Goal: Make an exact copy of all the entries below, with the pictures left out.

Provided information:
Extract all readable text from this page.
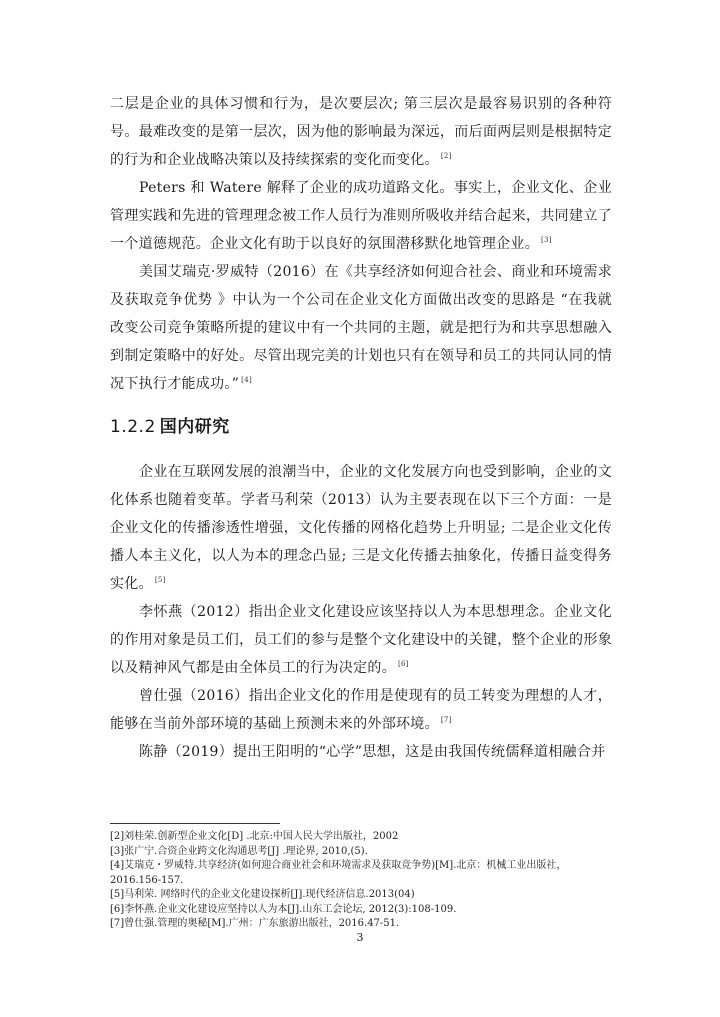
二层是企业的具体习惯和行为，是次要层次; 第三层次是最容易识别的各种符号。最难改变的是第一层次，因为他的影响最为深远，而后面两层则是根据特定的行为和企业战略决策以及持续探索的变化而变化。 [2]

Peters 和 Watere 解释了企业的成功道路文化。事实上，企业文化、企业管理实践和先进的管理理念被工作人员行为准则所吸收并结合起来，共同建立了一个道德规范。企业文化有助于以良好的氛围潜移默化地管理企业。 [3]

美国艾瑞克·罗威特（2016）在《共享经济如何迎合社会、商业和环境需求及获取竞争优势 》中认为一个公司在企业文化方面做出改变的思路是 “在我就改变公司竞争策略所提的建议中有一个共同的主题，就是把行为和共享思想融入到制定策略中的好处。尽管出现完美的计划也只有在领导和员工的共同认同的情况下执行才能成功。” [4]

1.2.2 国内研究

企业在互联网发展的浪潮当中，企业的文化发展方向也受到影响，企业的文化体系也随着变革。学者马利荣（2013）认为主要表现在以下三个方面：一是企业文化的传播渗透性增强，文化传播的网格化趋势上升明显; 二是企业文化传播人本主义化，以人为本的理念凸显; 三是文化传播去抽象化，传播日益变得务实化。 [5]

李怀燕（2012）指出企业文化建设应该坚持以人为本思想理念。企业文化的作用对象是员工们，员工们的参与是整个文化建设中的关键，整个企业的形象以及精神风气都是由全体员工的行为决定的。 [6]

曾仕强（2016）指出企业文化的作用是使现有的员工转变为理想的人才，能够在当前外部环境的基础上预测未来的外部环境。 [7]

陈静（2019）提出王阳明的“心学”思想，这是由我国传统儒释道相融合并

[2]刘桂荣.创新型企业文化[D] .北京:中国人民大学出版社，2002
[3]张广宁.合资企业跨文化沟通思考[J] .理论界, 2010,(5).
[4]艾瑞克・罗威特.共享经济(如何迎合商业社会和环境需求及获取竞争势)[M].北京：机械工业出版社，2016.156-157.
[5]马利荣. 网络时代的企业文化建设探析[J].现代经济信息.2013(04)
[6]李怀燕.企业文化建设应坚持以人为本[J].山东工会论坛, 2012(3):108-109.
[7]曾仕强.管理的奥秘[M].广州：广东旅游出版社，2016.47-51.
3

Result:
Extract all readable text from this page.
二层是企业的具体习惯和行为，是次要层次; 第三层次是最容易识别的各种符号。最难改变的是第一层次，因为他的影响最为深远，而后面两层则是根据特定的行为和企业战略决策以及持续探索的变化而变化。 [2]

Peters 和 Watere 解释了企业的成功道路文化。事实上，企业文化、企业管理实践和先进的管理理念被工作人员行为准则所吸收并结合起来，共同建立了一个道德规范。企业文化有助于以良好的氛围潜移默化地管理企业。 [3]

美国艾瑞克·罗威特（2016）在《共享经济如何迎合社会、商业和环境需求及获取竞争优势 》中认为一个公司在企业文化方面做出改变的思路是 “在我就改变公司竞争策略所提的建议中有一个共同的主题，就是把行为和共享思想融入到制定策略中的好处。尽管出现完美的计划也只有在领导和员工的共同认同的情况下执行才能成功。” [4]

1.2.2 国内研究

企业在互联网发展的浪潮当中，企业的文化发展方向也受到影响，企业的文化体系也随着变革。学者马利荣（2013）认为主要表现在以下三个方面：一是企业文化的传播渗透性增强，文化传播的网格化趋势上升明显; 二是企业文化传播人本主义化，以人为本的理念凸显; 三是文化传播去抽象化，传播日益变得务实化。 [5]

李怀燕（2012）指出企业文化建设应该坚持以人为本思想理念。企业文化的作用对象是员工们，员工们的参与是整个文化建设中的关键，整个企业的形象以及精神风气都是由全体员工的行为决定的。 [6]

曾仕强（2016）指出企业文化的作用是使现有的员工转变为理想的人才，能够在当前外部环境的基础上预测未来的外部环境。 [7]

陈静（2019）提出王阳明的“心学”思想，这是由我国传统儒释道相融合并

[2]刘桂荣.创新型企业文化[D] .北京:中国人民大学出版社，2002
[3]张广宁.合资企业跨文化沟通思考[J] .理论界, 2010,(5).
[4]艾瑞克・罗威特.共享经济(如何迎合商业社会和环境需求及获取竞争势)[M].北京：机械工业出版社，2016.156-157.
[5]马利荣. 网络时代的企业文化建设探析[J].现代经济信息.2013(04)
[6]李怀燕.企业文化建设应坚持以人为本[J].山东工会论坛, 2012(3):108-109.
[7]曾仕强.管理的奥秘[M].广州：广东旅游出版社，2016.47-51.
3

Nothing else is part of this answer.